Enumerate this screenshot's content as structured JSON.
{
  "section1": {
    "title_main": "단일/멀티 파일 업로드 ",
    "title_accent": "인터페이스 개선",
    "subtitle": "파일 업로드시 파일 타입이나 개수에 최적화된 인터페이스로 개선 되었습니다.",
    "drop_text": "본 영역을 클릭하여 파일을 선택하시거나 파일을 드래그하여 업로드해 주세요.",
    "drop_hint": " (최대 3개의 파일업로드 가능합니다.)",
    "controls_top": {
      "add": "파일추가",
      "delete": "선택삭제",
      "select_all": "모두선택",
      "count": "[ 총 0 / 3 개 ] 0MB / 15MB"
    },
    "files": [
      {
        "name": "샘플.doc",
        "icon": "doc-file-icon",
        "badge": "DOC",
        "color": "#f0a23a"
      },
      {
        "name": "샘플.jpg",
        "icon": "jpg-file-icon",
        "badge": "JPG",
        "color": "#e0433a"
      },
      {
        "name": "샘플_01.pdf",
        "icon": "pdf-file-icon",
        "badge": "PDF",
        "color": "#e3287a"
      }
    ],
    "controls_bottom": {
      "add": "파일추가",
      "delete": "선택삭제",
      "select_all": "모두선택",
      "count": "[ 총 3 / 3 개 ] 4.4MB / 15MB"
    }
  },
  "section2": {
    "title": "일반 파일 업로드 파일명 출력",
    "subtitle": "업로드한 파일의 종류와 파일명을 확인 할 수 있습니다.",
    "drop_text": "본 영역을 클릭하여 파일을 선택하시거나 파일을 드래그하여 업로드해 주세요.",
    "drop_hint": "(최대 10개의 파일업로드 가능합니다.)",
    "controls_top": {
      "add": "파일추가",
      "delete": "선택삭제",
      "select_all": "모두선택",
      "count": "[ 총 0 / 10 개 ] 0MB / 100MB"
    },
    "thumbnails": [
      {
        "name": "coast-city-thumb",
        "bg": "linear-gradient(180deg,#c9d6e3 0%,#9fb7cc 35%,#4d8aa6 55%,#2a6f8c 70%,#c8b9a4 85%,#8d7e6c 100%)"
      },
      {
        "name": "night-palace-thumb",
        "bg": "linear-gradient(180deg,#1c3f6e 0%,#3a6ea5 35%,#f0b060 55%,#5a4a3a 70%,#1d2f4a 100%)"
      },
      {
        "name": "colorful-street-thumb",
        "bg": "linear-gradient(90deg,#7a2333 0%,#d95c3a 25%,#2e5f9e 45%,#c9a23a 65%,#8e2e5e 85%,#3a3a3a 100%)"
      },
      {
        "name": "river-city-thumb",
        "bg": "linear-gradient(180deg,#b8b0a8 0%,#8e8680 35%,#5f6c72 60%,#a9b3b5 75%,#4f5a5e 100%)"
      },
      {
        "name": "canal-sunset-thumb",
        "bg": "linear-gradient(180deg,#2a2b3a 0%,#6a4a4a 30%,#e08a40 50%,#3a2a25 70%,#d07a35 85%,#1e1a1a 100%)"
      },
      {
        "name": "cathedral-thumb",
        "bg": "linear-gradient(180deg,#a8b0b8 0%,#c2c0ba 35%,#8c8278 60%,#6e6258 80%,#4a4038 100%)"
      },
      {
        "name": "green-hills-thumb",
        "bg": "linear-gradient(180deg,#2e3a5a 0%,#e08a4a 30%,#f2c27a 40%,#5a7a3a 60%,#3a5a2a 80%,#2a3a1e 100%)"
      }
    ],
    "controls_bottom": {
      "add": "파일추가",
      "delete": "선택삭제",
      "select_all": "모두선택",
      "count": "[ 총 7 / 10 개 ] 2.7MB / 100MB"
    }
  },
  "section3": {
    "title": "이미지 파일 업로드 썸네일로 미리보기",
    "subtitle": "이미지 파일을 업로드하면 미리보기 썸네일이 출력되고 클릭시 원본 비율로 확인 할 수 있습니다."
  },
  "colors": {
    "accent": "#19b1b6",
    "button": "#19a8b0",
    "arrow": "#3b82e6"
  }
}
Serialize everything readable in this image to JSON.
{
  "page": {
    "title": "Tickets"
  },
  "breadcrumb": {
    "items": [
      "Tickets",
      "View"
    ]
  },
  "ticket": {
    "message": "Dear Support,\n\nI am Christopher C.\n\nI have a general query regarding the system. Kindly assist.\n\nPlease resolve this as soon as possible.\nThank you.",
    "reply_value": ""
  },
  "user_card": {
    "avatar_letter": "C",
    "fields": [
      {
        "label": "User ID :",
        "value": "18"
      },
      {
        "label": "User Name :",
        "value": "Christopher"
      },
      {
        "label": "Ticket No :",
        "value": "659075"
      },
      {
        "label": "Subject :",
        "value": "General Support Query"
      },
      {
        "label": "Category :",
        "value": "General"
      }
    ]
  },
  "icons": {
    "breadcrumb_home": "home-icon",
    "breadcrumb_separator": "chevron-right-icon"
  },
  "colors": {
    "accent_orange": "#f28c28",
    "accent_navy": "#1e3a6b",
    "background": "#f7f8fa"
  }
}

_WHAT YOU WILL DO_
In the records above, find the lines containing "있습니다" and copy them.

_TASK RESPONSE_
    "subtitle": "업로드한 파일의 종류와 파일명을 확인 할 수 있습니다.",
    "subtitle": "이미지 파일을 업로드하면 미리보기 썸네일이 출력되고 클릭시 원본 비율로 확인 할 수 있습니다."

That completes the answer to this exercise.